[Dataset items]
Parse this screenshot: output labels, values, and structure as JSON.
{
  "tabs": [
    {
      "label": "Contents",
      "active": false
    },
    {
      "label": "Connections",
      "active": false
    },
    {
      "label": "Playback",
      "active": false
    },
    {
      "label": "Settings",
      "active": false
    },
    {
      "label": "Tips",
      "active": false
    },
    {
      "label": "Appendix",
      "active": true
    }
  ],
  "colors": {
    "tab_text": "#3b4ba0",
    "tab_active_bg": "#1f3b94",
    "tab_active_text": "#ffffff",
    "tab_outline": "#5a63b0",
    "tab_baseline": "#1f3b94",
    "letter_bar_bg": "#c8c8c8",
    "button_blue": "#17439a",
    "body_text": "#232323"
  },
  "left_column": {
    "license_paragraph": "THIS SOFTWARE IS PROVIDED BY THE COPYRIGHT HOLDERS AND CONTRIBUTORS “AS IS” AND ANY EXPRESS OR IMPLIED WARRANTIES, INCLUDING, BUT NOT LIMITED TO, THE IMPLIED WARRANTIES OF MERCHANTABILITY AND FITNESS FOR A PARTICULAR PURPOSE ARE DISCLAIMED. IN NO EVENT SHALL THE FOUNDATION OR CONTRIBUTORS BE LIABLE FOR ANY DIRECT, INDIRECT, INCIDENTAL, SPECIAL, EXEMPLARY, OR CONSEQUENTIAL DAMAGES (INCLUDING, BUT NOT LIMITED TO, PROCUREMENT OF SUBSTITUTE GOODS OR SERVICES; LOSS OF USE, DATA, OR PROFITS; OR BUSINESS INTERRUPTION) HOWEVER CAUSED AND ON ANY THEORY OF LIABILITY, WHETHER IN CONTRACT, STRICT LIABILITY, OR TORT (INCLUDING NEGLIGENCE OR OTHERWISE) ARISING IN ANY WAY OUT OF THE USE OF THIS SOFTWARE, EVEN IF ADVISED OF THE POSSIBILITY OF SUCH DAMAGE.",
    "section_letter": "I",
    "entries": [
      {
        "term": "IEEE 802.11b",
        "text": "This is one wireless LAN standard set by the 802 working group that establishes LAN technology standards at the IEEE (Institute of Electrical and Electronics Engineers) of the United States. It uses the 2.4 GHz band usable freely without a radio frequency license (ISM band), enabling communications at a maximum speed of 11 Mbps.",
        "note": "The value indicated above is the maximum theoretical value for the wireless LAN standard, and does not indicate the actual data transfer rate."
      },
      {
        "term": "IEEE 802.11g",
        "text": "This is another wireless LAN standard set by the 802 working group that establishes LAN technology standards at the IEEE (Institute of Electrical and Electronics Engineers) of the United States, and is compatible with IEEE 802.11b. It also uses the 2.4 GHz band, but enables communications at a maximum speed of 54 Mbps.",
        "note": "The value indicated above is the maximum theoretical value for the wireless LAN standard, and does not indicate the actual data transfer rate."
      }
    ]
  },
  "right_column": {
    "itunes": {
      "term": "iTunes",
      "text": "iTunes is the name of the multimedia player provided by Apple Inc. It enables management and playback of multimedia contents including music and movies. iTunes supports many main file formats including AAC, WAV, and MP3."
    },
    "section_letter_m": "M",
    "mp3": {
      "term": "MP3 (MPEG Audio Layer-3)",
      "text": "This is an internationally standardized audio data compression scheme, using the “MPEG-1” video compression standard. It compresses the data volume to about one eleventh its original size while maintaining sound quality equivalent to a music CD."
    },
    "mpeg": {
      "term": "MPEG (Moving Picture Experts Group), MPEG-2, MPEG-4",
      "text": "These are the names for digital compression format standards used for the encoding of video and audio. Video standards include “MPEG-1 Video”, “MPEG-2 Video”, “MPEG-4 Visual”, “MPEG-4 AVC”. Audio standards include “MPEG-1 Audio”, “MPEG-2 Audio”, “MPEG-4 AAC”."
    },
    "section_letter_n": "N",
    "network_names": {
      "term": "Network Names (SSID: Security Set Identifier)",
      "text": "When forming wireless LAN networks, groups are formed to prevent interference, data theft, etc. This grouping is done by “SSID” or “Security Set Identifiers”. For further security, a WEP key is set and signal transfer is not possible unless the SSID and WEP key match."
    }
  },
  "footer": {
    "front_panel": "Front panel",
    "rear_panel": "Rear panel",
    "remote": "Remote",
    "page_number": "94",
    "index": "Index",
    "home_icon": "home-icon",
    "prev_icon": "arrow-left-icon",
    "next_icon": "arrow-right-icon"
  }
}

Problem to work on — Restate the whole listing exactly, leaving out nothing.

Result of this task —
Parse this screenshot: output labels, values, and structure as JSON.
{
  "tabs": [
    {
      "label": "Contents",
      "active": false
    },
    {
      "label": "Connections",
      "active": false
    },
    {
      "label": "Playback",
      "active": false
    },
    {
      "label": "Settings",
      "active": false
    },
    {
      "label": "Tips",
      "active": false
    },
    {
      "label": "Appendix",
      "active": true
    }
  ],
  "colors": {
    "tab_text": "#3b4ba0",
    "tab_active_bg": "#1f3b94",
    "tab_active_text": "#ffffff",
    "tab_outline": "#5a63b0",
    "tab_baseline": "#1f3b94",
    "letter_bar_bg": "#c8c8c8",
    "button_blue": "#17439a",
    "body_text": "#232323"
  },
  "left_column": {
    "license_paragraph": "THIS SOFTWARE IS PROVIDED BY THE COPYRIGHT HOLDERS AND CONTRIBUTORS “AS IS” AND ANY EXPRESS OR IMPLIED WARRANTIES, INCLUDING, BUT NOT LIMITED TO, THE IMPLIED WARRANTIES OF MERCHANTABILITY AND FITNESS FOR A PARTICULAR PURPOSE ARE DISCLAIMED. IN NO EVENT SHALL THE FOUNDATION OR CONTRIBUTORS BE LIABLE FOR ANY DIRECT, INDIRECT, INCIDENTAL, SPECIAL, EXEMPLARY, OR CONSEQUENTIAL DAMAGES (INCLUDING, BUT NOT LIMITED TO, PROCUREMENT OF SUBSTITUTE GOODS OR SERVICES; LOSS OF USE, DATA, OR PROFITS; OR BUSINESS INTERRUPTION) HOWEVER CAUSED AND ON ANY THEORY OF LIABILITY, WHETHER IN CONTRACT, STRICT LIABILITY, OR TORT (INCLUDING NEGLIGENCE OR OTHERWISE) ARISING IN ANY WAY OUT OF THE USE OF THIS SOFTWARE, EVEN IF ADVISED OF THE POSSIBILITY OF SUCH DAMAGE.",
    "section_letter": "I",
    "entries": [
      {
        "term": "IEEE 802.11b",
        "text": "This is one wireless LAN standard set by the 802 working group that establishes LAN technology standards at the IEEE (Institute of Electrical and Electronics Engineers) of the United States. It uses the 2.4 GHz band usable freely without a radio frequency license (ISM band), enabling communications at a maximum speed of 11 Mbps.",
        "note": "The value indicated above is the maximum theoretical value for the wireless LAN standard, and does not indicate the actual data transfer rate."
      },
      {
        "term": "IEEE 802.11g",
        "text": "This is another wireless LAN standard set by the 802 working group that establishes LAN technology standards at the IEEE (Institute of Electrical and Electronics Engineers) of the United States, and is compatible with IEEE 802.11b. It also uses the 2.4 GHz band, but enables communications at a maximum speed of 54 Mbps.",
        "note": "The value indicated above is the maximum theoretical value for the wireless LAN standard, and does not indicate the actual data transfer rate."
      }
    ]
  },
  "right_column": {
    "itunes": {
      "term": "iTunes",
      "text": "iTunes is the name of the multimedia player provided by Apple Inc. It enables management and playback of multimedia contents including music and movies. iTunes supports many main file formats including AAC, WAV, and MP3."
    },
    "section_letter_m": "M",
    "mp3": {
      "term": "MP3 (MPEG Audio Layer-3)",
      "text": "This is an internationally standardized audio data compression scheme, using the “MPEG-1” video compression standard. It compresses the data volume to about one eleventh its original size while maintaining sound quality equivalent to a music CD."
    },
    "mpeg": {
      "term": "MPEG (Moving Picture Experts Group), MPEG-2, MPEG-4",
      "text": "These are the names for digital compression format standards used for the encoding of video and audio. Video standards include “MPEG-1 Video”, “MPEG-2 Video”, “MPEG-4 Visual”, “MPEG-4 AVC”. Audio standards include “MPEG-1 Audio”, “MPEG-2 Audio”, “MPEG-4 AAC”."
    },
    "section_letter_n": "N",
    "network_names": {
      "term": "Network Names (SSID: Security Set Identifier)",
      "text": "When forming wireless LAN networks, groups are formed to prevent interference, data theft, etc. This grouping is done by “SSID” or “Security Set Identifiers”. For further security, a WEP key is set and signal transfer is not possible unless the SSID and WEP key match."
    }
  },
  "footer": {
    "front_panel": "Front panel",
    "rear_panel": "Rear panel",
    "remote": "Remote",
    "page_number": "94",
    "index": "Index",
    "home_icon": "home-icon",
    "prev_icon": "arrow-left-icon",
    "next_icon": "arrow-right-icon"
  }
}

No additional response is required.